▶ **SELECTED EXCERPT**

────────────────

As you can see Gender can be estimated by tracking the gender of the races that the visitor views. For example if the visitor only views a number of women’s races, we can assume that the user has a strong affinity for women’s racing (through friendship, family, coaching, or themselves). According to the Running USA 2012 Survey, 63% of runners in the adult running community are female. Using this information, and the users trend of only looking a women’s races, we can estimate that the person is most likely a woman, or has a strong affinity for women’s running.

Runner Type can be estimated by looking at the types of race results that a visitor tends to view. Do they prefer looking at championship races, or do they prefer looking at Tough Mudder results? The Running USA survey divides runners into 4 groups:

  • Competitors - The people who enjoy running solely for the competition. These are the people who want to get a personal record, beat their friends, win their age group or win the whole race.
  • Fun Runners - People who enjoy running, and do it purely for the enjoyment of the activity and the events
  • Fitness Participants - Runners who participate in races to stay fit and keep a healthy lifestyle
  • Outdoor Enthusiasts - People who enjoy being outdoors and do many outdoor activities, not just running

These runners can be identified by the types of runs that they participate in, and more importantly for us, the race results that they view. IF a visitor only tends to look at championship events, college meets, or only tends to view the results at the top of the page (indicating they only looked at the winners), it likely that this person has an affinity for competitive racing. On the other hand, if the runner only tends to look at less competition-focused events, like Color Me Rad, or Tough Mudder races, it is possible they are more interested in less competitive, fun races. According to the Running USA Survey, the majority of runners tend to more strongly identify as competitive runners (56%) who run for fun (52%). The fewest runners, 15% identify as outdoor enthusiasts. So, if a person only tends to look at the NCAA championships, World Championships, and Rock N Roll Half Marathon results, it is likely this person strongly prefers competitive racing.

────────────────

▶ **EXERCISE 1**
Turn the rows of Block 1 into a numbered list, starting with the first row and ending with the line holding "legend-label: All Other", both ends included. Leave out blank lines.
The rows that come next have no connection to the text above.

────────────────

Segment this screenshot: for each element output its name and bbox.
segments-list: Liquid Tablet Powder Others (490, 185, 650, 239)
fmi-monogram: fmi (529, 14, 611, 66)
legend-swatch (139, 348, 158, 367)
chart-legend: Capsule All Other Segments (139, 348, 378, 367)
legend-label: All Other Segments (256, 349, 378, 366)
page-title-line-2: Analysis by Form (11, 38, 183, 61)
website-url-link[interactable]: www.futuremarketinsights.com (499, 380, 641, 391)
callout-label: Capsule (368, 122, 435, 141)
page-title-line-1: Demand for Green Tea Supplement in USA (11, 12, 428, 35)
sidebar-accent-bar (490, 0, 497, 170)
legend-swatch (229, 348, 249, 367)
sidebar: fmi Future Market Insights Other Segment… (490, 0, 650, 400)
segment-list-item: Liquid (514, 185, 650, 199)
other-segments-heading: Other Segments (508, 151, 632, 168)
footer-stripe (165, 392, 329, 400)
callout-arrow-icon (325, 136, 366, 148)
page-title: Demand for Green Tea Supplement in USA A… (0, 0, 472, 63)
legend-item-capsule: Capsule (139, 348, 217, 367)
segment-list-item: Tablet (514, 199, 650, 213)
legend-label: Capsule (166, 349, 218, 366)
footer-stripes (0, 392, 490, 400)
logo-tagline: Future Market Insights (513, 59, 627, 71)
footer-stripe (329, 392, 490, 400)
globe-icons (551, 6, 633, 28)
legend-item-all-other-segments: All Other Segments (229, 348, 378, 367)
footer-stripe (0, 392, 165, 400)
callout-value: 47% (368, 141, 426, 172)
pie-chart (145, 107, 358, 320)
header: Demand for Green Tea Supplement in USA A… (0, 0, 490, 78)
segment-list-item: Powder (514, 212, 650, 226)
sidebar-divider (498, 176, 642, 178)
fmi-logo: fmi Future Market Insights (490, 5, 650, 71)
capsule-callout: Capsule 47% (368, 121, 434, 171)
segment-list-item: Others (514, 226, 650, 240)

────────────────

▶ **EXERCISE 2**
In the excerpt on race-result visitors, condense the paragraph beginning "As you can see Gender" into a short bulleted list that keeps its main facts.

▶ **CORRECT RESPONSE 1**
1. Segment this screenshot: for each element output its name and bbox.
2. segments-list: Liquid Tablet Powder Others (490, 185, 650, 239)
3. fmi-monogram: fmi (529, 14, 611, 66)
4. legend-swatch (139, 348, 158, 367)
5. chart-legend: Capsule All Other Segments (139, 348, 378, 367)
6. legend-label: All Other Segments (256, 349, 378, 366)

▶ **CORRECT RESPONSE 2**
- Gender can be estimated from the gender of the races a visitor views.
- A visitor who views only women's races can be assumed to have a strong affinity for women's racing, through friendship, family, coaching, or themselves.
- The Running USA 2012 Survey reports that 63% of runners in the adult running community are female.
- Taken together with a habit of viewing only women's races, this suggests the visitor is most likely a woman or has a strong affinity for women's running.